## Begin MATERIAL SUPPLIED

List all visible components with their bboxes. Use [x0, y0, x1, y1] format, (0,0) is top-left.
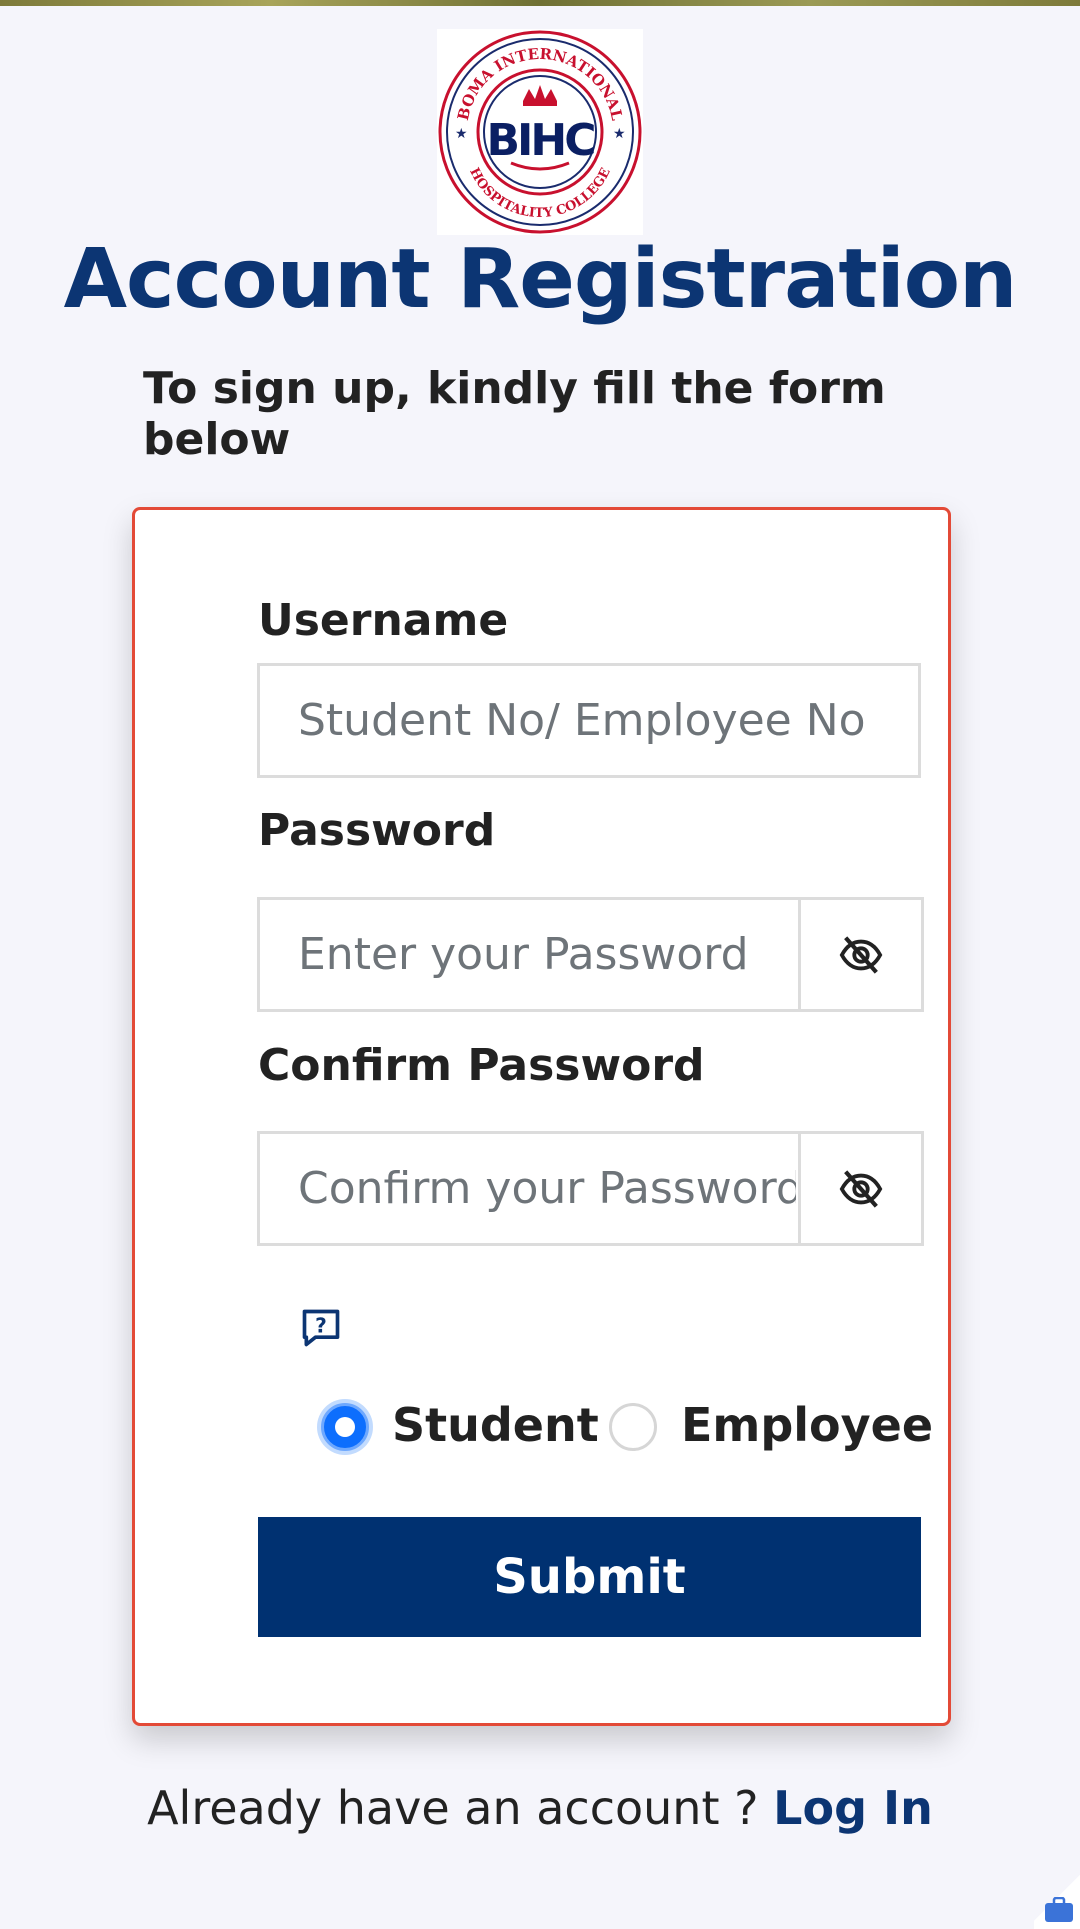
confirm-password-input[interactable]	[260, 1134, 796, 1243]
college-logo: BOMA INTERNATIONAL HOSPITALITY COLLEGE B…	[437, 29, 643, 235]
login-link[interactable]: Log In	[773, 1781, 933, 1835]
svg-text:★: ★	[613, 126, 626, 142]
role-radio-student[interactable]	[321, 1403, 369, 1451]
eye-slash-icon	[839, 935, 883, 974]
svg-text:★: ★	[455, 126, 468, 142]
page-subtitle: To sign up, kindly fill the form below	[143, 363, 886, 465]
password-input[interactable]	[260, 900, 796, 1009]
username-input[interactable]	[260, 666, 918, 775]
confirm-password-visibility-toggle[interactable]	[798, 1131, 924, 1246]
svg-text:?: ?	[315, 1314, 327, 1338]
role-label-employee: Employee	[681, 1398, 934, 1452]
role-label-student: Student	[392, 1398, 599, 1452]
username-field[interactable]	[257, 663, 921, 778]
bihc-seal: BOMA INTERNATIONAL HOSPITALITY COLLEGE B…	[438, 30, 642, 234]
password-visibility-toggle[interactable]	[798, 897, 924, 1012]
confirm-password-field[interactable]	[257, 1131, 924, 1246]
seal-monogram: BIHC	[486, 115, 594, 166]
login-prompt: Already have an account ? Log In	[0, 1781, 1080, 1835]
help-button[interactable]: ?	[299, 1306, 343, 1350]
page-title: Account Registration	[63, 232, 1018, 327]
eye-slash-icon	[839, 1169, 883, 1208]
confirm-password-label: Confirm Password	[258, 1040, 705, 1091]
login-prompt-text: Already have an account ?	[147, 1781, 774, 1835]
submit-button[interactable]: Submit	[258, 1517, 921, 1637]
question-chat-icon: ?	[302, 1309, 340, 1347]
role-radio-employee[interactable]	[609, 1403, 657, 1451]
username-label: Username	[258, 595, 509, 646]
top-banner-strip	[0, 0, 1080, 6]
password-field[interactable]	[257, 897, 924, 1012]
password-label: Password	[258, 805, 496, 856]
briefcase-icon[interactable]	[1044, 1896, 1074, 1923]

## End MATERIAL SUPPLIED

• **AIM OF THE TASK**: Rewrite every line of the item above as a numbered list, skipping any blank lines and leaving out the picture.

• **TASK RESULT**:
1. List all visible components with their bboxes. Use [x0, y0, x1, y1] format, (0,0) is top-left.
2. confirm-password-input[interactable]	[260, 1134, 796, 1243]
3. college-logo: BOMA INTERNATIONAL HOSPITALITY COLLEGE B…	[437, 29, 643, 235]
4. login-link[interactable]: Log In	[773, 1781, 933, 1835]
5. svg-text:★: ★	[613, 126, 626, 142]
6. role-radio-student[interactable]	[321, 1403, 369, 1451]
7. eye-slash-icon	[839, 935, 883, 974]
8. svg-text:★: ★	[455, 126, 468, 142]
9. page-subtitle: To sign up, kindly fill the form below	[143, 363, 886, 465]
10. password-input[interactable]	[260, 900, 796, 1009]
11. username-input[interactable]	[260, 666, 918, 775]
12. confirm-password-visibility-toggle[interactable]	[798, 1131, 924, 1246]
13. svg-text:?: ?	[315, 1314, 327, 1338]
14. role-label-employee: Employee	[681, 1398, 934, 1452]
15. role-label-student: Student	[392, 1398, 599, 1452]
16. username-field[interactable]	[257, 663, 921, 778]
17. bihc-seal: BOMA INTERNATIONAL HOSPITALITY COLLEGE B…	[438, 30, 642, 234]
18. password-visibility-toggle[interactable]	[798, 897, 924, 1012]
19. confirm-password-field[interactable]	[257, 1131, 924, 1246]
20. seal-monogram: BIHC	[486, 115, 594, 166]
21. login-prompt: Already have an account ? Log In	[0, 1781, 1080, 1835]
22. help-button[interactable]: ?	[299, 1306, 343, 1350]
23. page-title: Account Registration	[63, 232, 1018, 327]
24. eye-slash-icon	[839, 1169, 883, 1208]
25. confirm-password-label: Confirm Password	[258, 1040, 705, 1091]
26. login-prompt-text: Already have an account ?	[147, 1781, 774, 1835]
27. submit-button[interactable]: Submit	[258, 1517, 921, 1637]
28. question-chat-icon: ?	[302, 1309, 340, 1347]
29. role-radio-employee[interactable]	[609, 1403, 657, 1451]
30. username-label: Username	[258, 595, 509, 646]
31. top-banner-strip	[0, 0, 1080, 6]
32. password-field[interactable]	[257, 897, 924, 1012]
33. password-label: Password	[258, 805, 496, 856]
34. briefcase-icon[interactable]	[1044, 1896, 1074, 1923]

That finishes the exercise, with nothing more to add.